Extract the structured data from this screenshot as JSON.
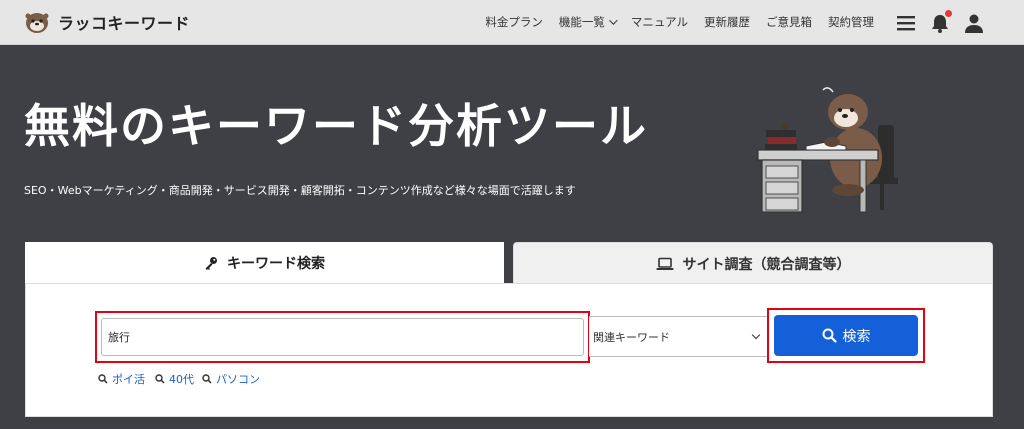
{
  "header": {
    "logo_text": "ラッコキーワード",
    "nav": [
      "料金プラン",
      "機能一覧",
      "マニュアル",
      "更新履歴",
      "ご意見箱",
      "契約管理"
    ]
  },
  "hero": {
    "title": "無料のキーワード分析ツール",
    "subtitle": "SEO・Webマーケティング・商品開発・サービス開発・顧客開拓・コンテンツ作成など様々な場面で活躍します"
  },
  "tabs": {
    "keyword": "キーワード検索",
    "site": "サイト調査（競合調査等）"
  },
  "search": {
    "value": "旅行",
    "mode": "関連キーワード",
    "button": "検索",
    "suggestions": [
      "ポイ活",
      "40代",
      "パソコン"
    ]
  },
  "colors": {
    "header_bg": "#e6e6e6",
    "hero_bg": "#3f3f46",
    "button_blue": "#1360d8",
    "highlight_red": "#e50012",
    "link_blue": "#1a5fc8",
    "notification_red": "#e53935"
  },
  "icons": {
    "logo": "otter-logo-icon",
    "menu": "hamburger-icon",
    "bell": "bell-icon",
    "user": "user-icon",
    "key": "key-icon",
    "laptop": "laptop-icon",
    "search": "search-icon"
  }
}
-*-
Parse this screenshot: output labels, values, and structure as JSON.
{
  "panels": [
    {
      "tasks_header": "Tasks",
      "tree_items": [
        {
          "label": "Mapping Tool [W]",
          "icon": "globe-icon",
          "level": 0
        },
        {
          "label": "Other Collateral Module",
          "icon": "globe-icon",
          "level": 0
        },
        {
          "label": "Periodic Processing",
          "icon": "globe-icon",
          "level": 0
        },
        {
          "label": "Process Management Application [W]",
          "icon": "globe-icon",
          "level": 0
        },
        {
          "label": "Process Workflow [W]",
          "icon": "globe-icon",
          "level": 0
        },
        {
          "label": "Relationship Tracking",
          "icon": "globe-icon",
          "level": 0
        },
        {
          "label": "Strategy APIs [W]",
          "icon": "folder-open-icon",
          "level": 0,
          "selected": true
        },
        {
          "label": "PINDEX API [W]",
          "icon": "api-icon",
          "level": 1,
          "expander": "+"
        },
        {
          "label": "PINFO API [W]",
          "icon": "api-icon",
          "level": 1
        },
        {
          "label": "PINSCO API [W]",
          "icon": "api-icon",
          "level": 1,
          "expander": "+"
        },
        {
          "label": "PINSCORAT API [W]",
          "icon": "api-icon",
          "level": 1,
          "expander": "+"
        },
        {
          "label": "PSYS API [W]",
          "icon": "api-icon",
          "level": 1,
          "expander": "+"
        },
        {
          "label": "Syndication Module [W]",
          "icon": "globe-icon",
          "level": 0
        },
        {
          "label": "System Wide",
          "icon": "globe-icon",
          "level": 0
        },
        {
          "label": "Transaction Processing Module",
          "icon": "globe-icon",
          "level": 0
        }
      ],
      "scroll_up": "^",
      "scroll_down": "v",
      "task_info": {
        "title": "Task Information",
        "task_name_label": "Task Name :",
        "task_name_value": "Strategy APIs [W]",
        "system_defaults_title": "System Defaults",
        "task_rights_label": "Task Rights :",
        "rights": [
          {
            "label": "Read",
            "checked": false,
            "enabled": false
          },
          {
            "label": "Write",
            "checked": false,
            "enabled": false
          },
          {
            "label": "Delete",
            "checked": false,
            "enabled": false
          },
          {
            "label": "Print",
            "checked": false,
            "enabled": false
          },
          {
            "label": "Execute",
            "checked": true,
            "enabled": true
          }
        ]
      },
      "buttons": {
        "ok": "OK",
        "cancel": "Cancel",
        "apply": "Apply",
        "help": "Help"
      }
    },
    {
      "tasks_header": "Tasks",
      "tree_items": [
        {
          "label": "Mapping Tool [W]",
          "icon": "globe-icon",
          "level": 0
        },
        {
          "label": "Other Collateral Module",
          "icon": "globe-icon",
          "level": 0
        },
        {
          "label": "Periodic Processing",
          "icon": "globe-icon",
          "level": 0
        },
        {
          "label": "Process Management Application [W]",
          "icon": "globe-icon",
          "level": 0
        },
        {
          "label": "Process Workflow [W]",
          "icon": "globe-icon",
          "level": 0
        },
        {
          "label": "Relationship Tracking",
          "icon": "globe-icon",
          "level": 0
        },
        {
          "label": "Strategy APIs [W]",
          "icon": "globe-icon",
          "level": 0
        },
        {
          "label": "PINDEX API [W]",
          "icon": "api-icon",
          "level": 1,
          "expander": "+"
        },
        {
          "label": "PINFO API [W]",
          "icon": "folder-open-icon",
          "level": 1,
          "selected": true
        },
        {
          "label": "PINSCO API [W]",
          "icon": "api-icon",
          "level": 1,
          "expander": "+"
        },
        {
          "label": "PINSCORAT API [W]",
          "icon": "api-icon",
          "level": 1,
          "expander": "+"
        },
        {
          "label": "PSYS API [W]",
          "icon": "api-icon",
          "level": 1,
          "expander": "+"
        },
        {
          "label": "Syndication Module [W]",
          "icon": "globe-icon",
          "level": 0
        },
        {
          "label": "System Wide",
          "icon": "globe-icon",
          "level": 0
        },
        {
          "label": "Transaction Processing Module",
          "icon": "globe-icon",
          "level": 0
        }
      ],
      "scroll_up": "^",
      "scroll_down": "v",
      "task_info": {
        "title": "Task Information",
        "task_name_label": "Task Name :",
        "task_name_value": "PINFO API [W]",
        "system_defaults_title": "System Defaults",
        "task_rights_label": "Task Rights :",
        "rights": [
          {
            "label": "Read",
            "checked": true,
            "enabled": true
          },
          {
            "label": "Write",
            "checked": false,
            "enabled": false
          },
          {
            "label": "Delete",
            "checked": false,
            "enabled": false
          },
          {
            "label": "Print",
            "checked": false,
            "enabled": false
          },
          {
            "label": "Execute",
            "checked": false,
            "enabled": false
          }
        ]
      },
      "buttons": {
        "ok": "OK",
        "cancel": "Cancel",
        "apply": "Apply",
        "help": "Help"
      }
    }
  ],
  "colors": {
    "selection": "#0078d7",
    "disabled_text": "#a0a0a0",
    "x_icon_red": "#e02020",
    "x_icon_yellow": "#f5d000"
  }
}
-*-
Copy out all lines where the word "screenshot" appears.

Extract the structured data from this screenshot as JSON.
Parse this screenshot: output labels, values, and structure as JSON.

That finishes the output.